Record list:
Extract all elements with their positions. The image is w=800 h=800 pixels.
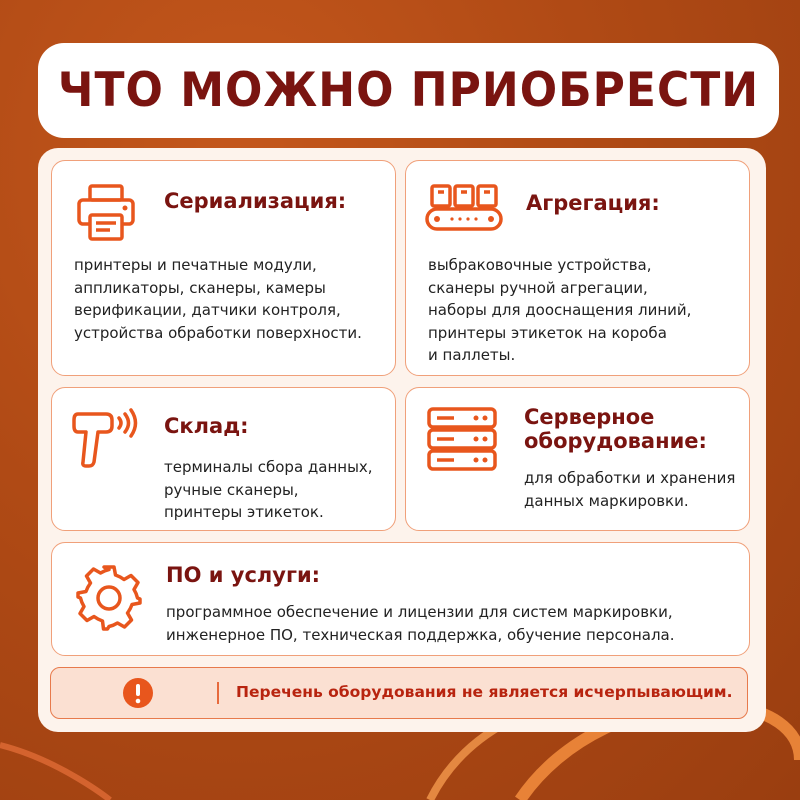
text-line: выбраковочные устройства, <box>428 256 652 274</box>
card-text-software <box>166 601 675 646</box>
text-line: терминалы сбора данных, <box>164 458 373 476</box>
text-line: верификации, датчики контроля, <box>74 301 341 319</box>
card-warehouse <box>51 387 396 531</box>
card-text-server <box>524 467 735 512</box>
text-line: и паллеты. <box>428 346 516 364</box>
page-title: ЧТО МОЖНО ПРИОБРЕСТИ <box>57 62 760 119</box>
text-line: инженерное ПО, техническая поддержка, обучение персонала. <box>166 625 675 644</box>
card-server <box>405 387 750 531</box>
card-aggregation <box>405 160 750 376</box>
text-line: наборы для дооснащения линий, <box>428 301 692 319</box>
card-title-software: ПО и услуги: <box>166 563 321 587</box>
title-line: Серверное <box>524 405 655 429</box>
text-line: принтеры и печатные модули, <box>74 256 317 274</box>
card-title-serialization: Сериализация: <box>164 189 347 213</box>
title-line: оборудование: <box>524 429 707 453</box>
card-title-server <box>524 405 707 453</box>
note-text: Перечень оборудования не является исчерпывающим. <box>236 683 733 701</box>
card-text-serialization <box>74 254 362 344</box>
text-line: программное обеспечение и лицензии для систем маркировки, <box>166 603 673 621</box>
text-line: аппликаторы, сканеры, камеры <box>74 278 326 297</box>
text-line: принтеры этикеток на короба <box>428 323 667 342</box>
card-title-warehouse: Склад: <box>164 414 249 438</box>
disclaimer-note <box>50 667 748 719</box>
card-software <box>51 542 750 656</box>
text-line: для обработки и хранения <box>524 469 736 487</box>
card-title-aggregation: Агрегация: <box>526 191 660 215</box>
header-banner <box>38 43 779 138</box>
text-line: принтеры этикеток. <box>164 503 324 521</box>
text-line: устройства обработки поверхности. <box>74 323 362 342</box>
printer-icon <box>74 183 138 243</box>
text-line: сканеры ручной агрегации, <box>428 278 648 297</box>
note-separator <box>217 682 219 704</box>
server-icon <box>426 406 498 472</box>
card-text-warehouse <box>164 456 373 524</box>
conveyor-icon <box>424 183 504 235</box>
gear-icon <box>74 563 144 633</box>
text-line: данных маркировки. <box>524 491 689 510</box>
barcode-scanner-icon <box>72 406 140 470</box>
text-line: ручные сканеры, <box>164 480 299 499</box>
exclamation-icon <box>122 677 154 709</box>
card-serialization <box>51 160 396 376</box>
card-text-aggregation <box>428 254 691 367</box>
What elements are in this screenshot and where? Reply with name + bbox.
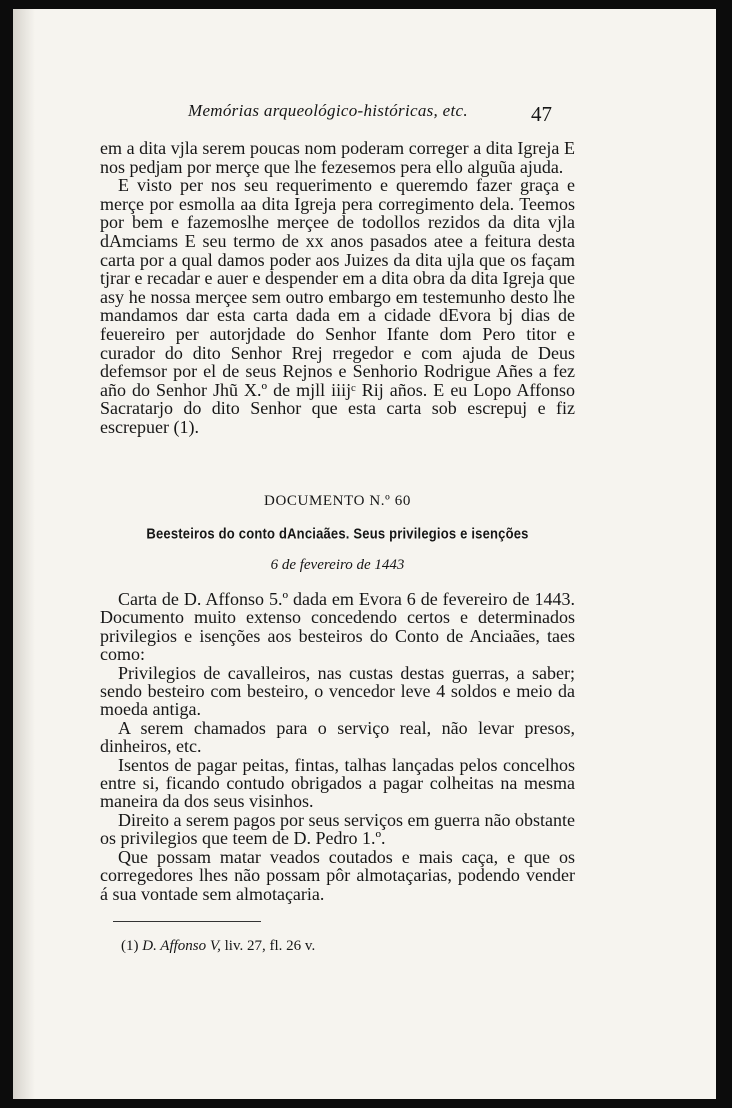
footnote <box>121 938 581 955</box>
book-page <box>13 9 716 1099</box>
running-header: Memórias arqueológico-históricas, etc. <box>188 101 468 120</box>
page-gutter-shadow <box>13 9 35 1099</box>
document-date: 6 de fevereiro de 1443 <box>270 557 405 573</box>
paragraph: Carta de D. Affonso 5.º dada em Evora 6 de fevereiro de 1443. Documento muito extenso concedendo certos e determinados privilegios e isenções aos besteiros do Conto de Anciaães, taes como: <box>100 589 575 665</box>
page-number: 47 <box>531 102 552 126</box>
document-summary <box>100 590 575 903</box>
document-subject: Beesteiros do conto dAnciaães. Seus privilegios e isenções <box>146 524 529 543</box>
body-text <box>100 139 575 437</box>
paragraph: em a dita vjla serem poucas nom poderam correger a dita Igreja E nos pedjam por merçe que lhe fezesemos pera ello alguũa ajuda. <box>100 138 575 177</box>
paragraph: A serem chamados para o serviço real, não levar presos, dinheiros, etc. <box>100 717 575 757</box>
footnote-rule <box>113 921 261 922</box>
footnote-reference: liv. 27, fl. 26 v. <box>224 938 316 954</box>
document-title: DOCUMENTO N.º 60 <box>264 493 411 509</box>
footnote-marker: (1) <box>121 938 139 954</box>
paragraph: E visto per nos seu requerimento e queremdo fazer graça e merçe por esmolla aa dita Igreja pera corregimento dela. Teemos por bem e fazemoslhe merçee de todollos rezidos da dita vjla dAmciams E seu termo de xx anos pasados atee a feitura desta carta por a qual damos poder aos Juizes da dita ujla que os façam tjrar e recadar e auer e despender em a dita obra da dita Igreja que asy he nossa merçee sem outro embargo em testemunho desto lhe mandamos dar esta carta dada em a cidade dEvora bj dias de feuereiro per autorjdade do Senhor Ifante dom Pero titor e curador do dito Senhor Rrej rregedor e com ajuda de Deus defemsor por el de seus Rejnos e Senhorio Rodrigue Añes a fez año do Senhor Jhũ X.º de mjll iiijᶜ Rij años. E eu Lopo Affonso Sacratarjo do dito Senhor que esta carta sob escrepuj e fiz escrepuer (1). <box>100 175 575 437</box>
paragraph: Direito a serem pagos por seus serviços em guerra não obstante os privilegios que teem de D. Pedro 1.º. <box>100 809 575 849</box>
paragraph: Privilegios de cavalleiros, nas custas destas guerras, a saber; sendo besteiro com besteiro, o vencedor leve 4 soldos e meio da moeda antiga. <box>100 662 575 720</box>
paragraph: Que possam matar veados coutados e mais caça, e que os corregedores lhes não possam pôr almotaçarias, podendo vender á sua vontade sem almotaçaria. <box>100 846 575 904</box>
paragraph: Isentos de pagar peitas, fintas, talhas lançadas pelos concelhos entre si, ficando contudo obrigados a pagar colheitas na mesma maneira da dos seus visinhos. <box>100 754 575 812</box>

Task details: Reproduce all of the data above verbatim, omitting the pictures.

Solution for this problem:
Extract all elements with their positions. The image is w=800 h=800 pixels.
text-line: выбраковочные устройства, <box>428 256 652 274</box>
card-text-software <box>166 601 675 646</box>
text-line: терминалы сбора данных, <box>164 458 373 476</box>
text-line: верификации, датчики контроля, <box>74 301 341 319</box>
card-warehouse <box>51 387 396 531</box>
card-text-server <box>524 467 735 512</box>
text-line: и паллеты. <box>428 346 516 364</box>
page-title: ЧТО МОЖНО ПРИОБРЕСТИ <box>57 62 760 119</box>
text-line: инженерное ПО, техническая поддержка, обучение персонала. <box>166 625 675 644</box>
card-server <box>405 387 750 531</box>
card-aggregation <box>405 160 750 376</box>
text-line: наборы для дооснащения линий, <box>428 301 692 319</box>
card-title-software: ПО и услуги: <box>166 563 321 587</box>
title-line: Серверное <box>524 405 655 429</box>
text-line: принтеры и печатные модули, <box>74 256 317 274</box>
card-title-serialization: Сериализация: <box>164 189 347 213</box>
title-line: оборудование: <box>524 429 707 453</box>
card-title-server <box>524 405 707 453</box>
note-text: Перечень оборудования не является исчерпывающим. <box>236 683 733 701</box>
card-text-serialization <box>74 254 362 344</box>
text-line: программное обеспечение и лицензии для систем маркировки, <box>166 603 673 621</box>
text-line: аппликаторы, сканеры, камеры <box>74 278 326 297</box>
text-line: принтеры этикеток на короба <box>428 323 667 342</box>
card-title-warehouse: Склад: <box>164 414 249 438</box>
disclaimer-note <box>50 667 748 719</box>
card-software <box>51 542 750 656</box>
text-line: для обработки и хранения <box>524 469 736 487</box>
card-title-aggregation: Агрегация: <box>526 191 660 215</box>
header-banner <box>38 43 779 138</box>
text-line: принтеры этикеток. <box>164 503 324 521</box>
text-line: устройства обработки поверхности. <box>74 323 362 342</box>
printer-icon <box>74 183 138 243</box>
text-line: сканеры ручной агрегации, <box>428 278 648 297</box>
note-separator <box>217 682 219 704</box>
server-icon <box>426 406 498 472</box>
card-text-warehouse <box>164 456 373 524</box>
conveyor-icon <box>424 183 504 235</box>
gear-icon <box>74 563 144 633</box>
text-line: данных маркировки. <box>524 491 689 510</box>
barcode-scanner-icon <box>72 406 140 470</box>
text-line: ручные сканеры, <box>164 480 299 499</box>
exclamation-icon <box>122 677 154 709</box>
card-serialization <box>51 160 396 376</box>
card-text-aggregation <box>428 254 691 367</box>
What elements are in this screenshot and where? Reply with name + bbox.
footnote <box>121 938 581 955</box>
book-page <box>13 9 716 1099</box>
running-header: Memórias arqueológico-históricas, etc. <box>188 101 468 120</box>
page-gutter-shadow <box>13 9 35 1099</box>
document-date: 6 de fevereiro de 1443 <box>270 557 405 573</box>
paragraph: Carta de D. Affonso 5.º dada em Evora 6 de fevereiro de 1443. Documento muito extenso concedendo certos e determinados privilegios e isenções aos besteiros do Conto de Anciaães, taes como: <box>100 589 575 665</box>
page-number: 47 <box>531 102 552 126</box>
document-summary <box>100 590 575 903</box>
document-subject: Beesteiros do conto dAnciaães. Seus privilegios e isenções <box>146 524 529 543</box>
body-text <box>100 139 575 437</box>
paragraph: em a dita vjla serem poucas nom poderam correger a dita Igreja E nos pedjam por merçe que lhe fezesemos pera ello alguũa ajuda. <box>100 138 575 177</box>
paragraph: A serem chamados para o serviço real, não levar presos, dinheiros, etc. <box>100 717 575 757</box>
footnote-rule <box>113 921 261 922</box>
footnote-reference: liv. 27, fl. 26 v. <box>224 938 316 954</box>
document-title: DOCUMENTO N.º 60 <box>264 493 411 509</box>
footnote-marker: (1) <box>121 938 139 954</box>
paragraph: E visto per nos seu requerimento e queremdo fazer graça e merçe por esmolla aa dita Igreja pera corregimento dela. Teemos por bem e fazemoslhe merçee de todollos rezidos da dita vjla dAmciams E seu termo de xx anos pasados atee a feitura desta carta por a qual damos poder aos Juizes da dita ujla que os façam tjrar e recadar e auer e despender em a dita obra da dita Igreja que asy he nossa merçee sem outro embargo em testemunho desto lhe mandamos dar esta carta dada em a cidade dEvora bj dias de feuereiro per autorjdade do Senhor Ifante dom Pero titor e curador do dito Senhor Rrej rregedor e com ajuda de Deus defemsor por el de seus Rejnos e Senhorio Rodrigue Añes a fez año do Senhor Jhũ X.º de mjll iiijᶜ Rij años. E eu Lopo Affonso Sacratarjo do dito Senhor que esta carta sob escrepuj e fiz escrepuer (1). <box>100 175 575 437</box>
paragraph: Direito a serem pagos por seus serviços em guerra não obstante os privilegios que teem de D. Pedro 1.º. <box>100 809 575 849</box>
paragraph: Privilegios de cavalleiros, nas custas destas guerras, a saber; sendo besteiro com besteiro, o vencedor leve 4 soldos e meio da moeda antiga. <box>100 662 575 720</box>
paragraph: Que possam matar veados coutados e mais caça, e que os corregedores lhes não possam pôr almotaçarias, podendo vender á sua vontade sem almotaçaria. <box>100 846 575 904</box>
paragraph: Isentos de pagar peitas, fintas, talhas lançadas pelos concelhos entre si, ficando contudo obrigados a pagar colheitas na mesma maneira da dos seus visinhos. <box>100 754 575 812</box>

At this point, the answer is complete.